- **GIVEN INSTRUCTION**: Repeat every entry in the listing below, exactly.

- **SOURCE RECORDS**:
---
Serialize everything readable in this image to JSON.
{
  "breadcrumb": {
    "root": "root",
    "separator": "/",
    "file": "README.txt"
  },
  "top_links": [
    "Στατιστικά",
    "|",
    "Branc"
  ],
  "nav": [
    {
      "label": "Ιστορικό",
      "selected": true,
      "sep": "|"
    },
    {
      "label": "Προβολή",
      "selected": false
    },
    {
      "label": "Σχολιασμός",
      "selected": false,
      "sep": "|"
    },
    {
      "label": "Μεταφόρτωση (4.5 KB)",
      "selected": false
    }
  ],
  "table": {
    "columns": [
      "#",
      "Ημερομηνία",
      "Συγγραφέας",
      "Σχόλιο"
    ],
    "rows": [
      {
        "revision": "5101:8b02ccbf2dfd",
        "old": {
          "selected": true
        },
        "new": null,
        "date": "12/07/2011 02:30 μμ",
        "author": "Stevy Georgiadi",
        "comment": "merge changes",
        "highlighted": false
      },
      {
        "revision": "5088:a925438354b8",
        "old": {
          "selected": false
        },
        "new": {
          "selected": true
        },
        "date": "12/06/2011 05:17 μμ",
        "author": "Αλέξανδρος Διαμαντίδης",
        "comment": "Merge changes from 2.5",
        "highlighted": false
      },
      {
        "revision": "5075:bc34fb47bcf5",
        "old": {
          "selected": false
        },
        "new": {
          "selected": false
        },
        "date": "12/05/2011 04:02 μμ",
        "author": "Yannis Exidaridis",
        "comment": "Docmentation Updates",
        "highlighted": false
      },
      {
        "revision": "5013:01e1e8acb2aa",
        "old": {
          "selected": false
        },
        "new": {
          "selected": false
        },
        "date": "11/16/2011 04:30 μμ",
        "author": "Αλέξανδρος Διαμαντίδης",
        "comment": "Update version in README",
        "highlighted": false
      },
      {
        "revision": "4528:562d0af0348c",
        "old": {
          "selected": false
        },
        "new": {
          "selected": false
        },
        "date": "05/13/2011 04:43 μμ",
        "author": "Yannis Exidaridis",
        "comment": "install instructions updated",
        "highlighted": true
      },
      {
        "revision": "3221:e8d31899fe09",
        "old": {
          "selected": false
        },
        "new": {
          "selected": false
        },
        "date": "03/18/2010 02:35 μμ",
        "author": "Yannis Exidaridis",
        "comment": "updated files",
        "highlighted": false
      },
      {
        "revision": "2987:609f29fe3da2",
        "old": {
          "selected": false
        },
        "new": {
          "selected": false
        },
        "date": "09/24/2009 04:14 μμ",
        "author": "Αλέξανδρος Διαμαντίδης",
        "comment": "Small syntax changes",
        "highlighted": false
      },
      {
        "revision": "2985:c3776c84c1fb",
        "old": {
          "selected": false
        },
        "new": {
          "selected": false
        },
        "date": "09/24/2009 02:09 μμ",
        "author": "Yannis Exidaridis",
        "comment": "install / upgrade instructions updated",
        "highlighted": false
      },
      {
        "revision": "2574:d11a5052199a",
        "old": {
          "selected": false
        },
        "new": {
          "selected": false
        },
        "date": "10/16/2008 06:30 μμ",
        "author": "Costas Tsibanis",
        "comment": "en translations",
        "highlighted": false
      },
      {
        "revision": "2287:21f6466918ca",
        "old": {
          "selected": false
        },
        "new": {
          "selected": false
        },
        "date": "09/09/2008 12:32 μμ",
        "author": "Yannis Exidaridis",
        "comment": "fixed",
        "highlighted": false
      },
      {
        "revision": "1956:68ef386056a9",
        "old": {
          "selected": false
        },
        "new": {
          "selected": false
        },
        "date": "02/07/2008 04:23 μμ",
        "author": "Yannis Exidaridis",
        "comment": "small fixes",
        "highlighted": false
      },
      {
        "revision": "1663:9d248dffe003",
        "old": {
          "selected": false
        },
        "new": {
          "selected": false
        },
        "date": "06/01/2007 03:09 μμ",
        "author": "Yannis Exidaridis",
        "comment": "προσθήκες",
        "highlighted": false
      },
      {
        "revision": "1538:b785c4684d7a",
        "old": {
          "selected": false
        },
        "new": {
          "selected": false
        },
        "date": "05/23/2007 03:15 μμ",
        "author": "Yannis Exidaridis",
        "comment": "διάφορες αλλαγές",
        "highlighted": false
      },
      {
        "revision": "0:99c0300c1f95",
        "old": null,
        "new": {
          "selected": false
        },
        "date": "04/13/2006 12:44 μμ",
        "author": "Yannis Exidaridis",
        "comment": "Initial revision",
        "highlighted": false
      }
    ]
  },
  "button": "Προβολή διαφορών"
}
---
- **RESULT OF THE TASK**:
Serialize everything readable in this image to JSON.
{
  "breadcrumb": {
    "root": "root",
    "separator": "/",
    "file": "README.txt"
  },
  "top_links": [
    "Στατιστικά",
    "|",
    "Branc"
  ],
  "nav": [
    {
      "label": "Ιστορικό",
      "selected": true,
      "sep": "|"
    },
    {
      "label": "Προβολή",
      "selected": false
    },
    {
      "label": "Σχολιασμός",
      "selected": false,
      "sep": "|"
    },
    {
      "label": "Μεταφόρτωση (4.5 KB)",
      "selected": false
    }
  ],
  "table": {
    "columns": [
      "#",
      "Ημερομηνία",
      "Συγγραφέας",
      "Σχόλιο"
    ],
    "rows": [
      {
        "revision": "5101:8b02ccbf2dfd",
        "old": {
          "selected": true
        },
        "new": null,
        "date": "12/07/2011 02:30 μμ",
        "author": "Stevy Georgiadi",
        "comment": "merge changes",
        "highlighted": false
      },
      {
        "revision": "5088:a925438354b8",
        "old": {
          "selected": false
        },
        "new": {
          "selected": true
        },
        "date": "12/06/2011 05:17 μμ",
        "author": "Αλέξανδρος Διαμαντίδης",
        "comment": "Merge changes from 2.5",
        "highlighted": false
      },
      {
        "revision": "5075:bc34fb47bcf5",
        "old": {
          "selected": false
        },
        "new": {
          "selected": false
        },
        "date": "12/05/2011 04:02 μμ",
        "author": "Yannis Exidaridis",
        "comment": "Docmentation Updates",
        "highlighted": false
      },
      {
        "revision": "5013:01e1e8acb2aa",
        "old": {
          "selected": false
        },
        "new": {
          "selected": false
        },
        "date": "11/16/2011 04:30 μμ",
        "author": "Αλέξανδρος Διαμαντίδης",
        "comment": "Update version in README",
        "highlighted": false
      },
      {
        "revision": "4528:562d0af0348c",
        "old": {
          "selected": false
        },
        "new": {
          "selected": false
        },
        "date": "05/13/2011 04:43 μμ",
        "author": "Yannis Exidaridis",
        "comment": "install instructions updated",
        "highlighted": true
      },
      {
        "revision": "3221:e8d31899fe09",
        "old": {
          "selected": false
        },
        "new": {
          "selected": false
        },
        "date": "03/18/2010 02:35 μμ",
        "author": "Yannis Exidaridis",
        "comment": "updated files",
        "highlighted": false
      },
      {
        "revision": "2987:609f29fe3da2",
        "old": {
          "selected": false
        },
        "new": {
          "selected": false
        },
        "date": "09/24/2009 04:14 μμ",
        "author": "Αλέξανδρος Διαμαντίδης",
        "comment": "Small syntax changes",
        "highlighted": false
      },
      {
        "revision": "2985:c3776c84c1fb",
        "old": {
          "selected": false
        },
        "new": {
          "selected": false
        },
        "date": "09/24/2009 02:09 μμ",
        "author": "Yannis Exidaridis",
        "comment": "install / upgrade instructions updated",
        "highlighted": false
      },
      {
        "revision": "2574:d11a5052199a",
        "old": {
          "selected": false
        },
        "new": {
          "selected": false
        },
        "date": "10/16/2008 06:30 μμ",
        "author": "Costas Tsibanis",
        "comment": "en translations",
        "highlighted": false
      },
      {
        "revision": "2287:21f6466918ca",
        "old": {
          "selected": false
        },
        "new": {
          "selected": false
        },
        "date": "09/09/2008 12:32 μμ",
        "author": "Yannis Exidaridis",
        "comment": "fixed",
        "highlighted": false
      },
      {
        "revision": "1956:68ef386056a9",
        "old": {
          "selected": false
        },
        "new": {
          "selected": false
        },
        "date": "02/07/2008 04:23 μμ",
        "author": "Yannis Exidaridis",
        "comment": "small fixes",
        "highlighted": false
      },
      {
        "revision": "1663:9d248dffe003",
        "old": {
          "selected": false
        },
        "new": {
          "selected": false
        },
        "date": "06/01/2007 03:09 μμ",
        "author": "Yannis Exidaridis",
        "comment": "προσθήκες",
        "highlighted": false
      },
      {
        "revision": "1538:b785c4684d7a",
        "old": {
          "selected": false
        },
        "new": {
          "selected": false
        },
        "date": "05/23/2007 03:15 μμ",
        "author": "Yannis Exidaridis",
        "comment": "διάφορες αλλαγές",
        "highlighted": false
      },
      {
        "revision": "0:99c0300c1f95",
        "old": null,
        "new": {
          "selected": false
        },
        "date": "04/13/2006 12:44 μμ",
        "author": "Yannis Exidaridis",
        "comment": "Initial revision",
        "highlighted": false
      }
    ]
  },
  "button": "Προβολή διαφορών"
}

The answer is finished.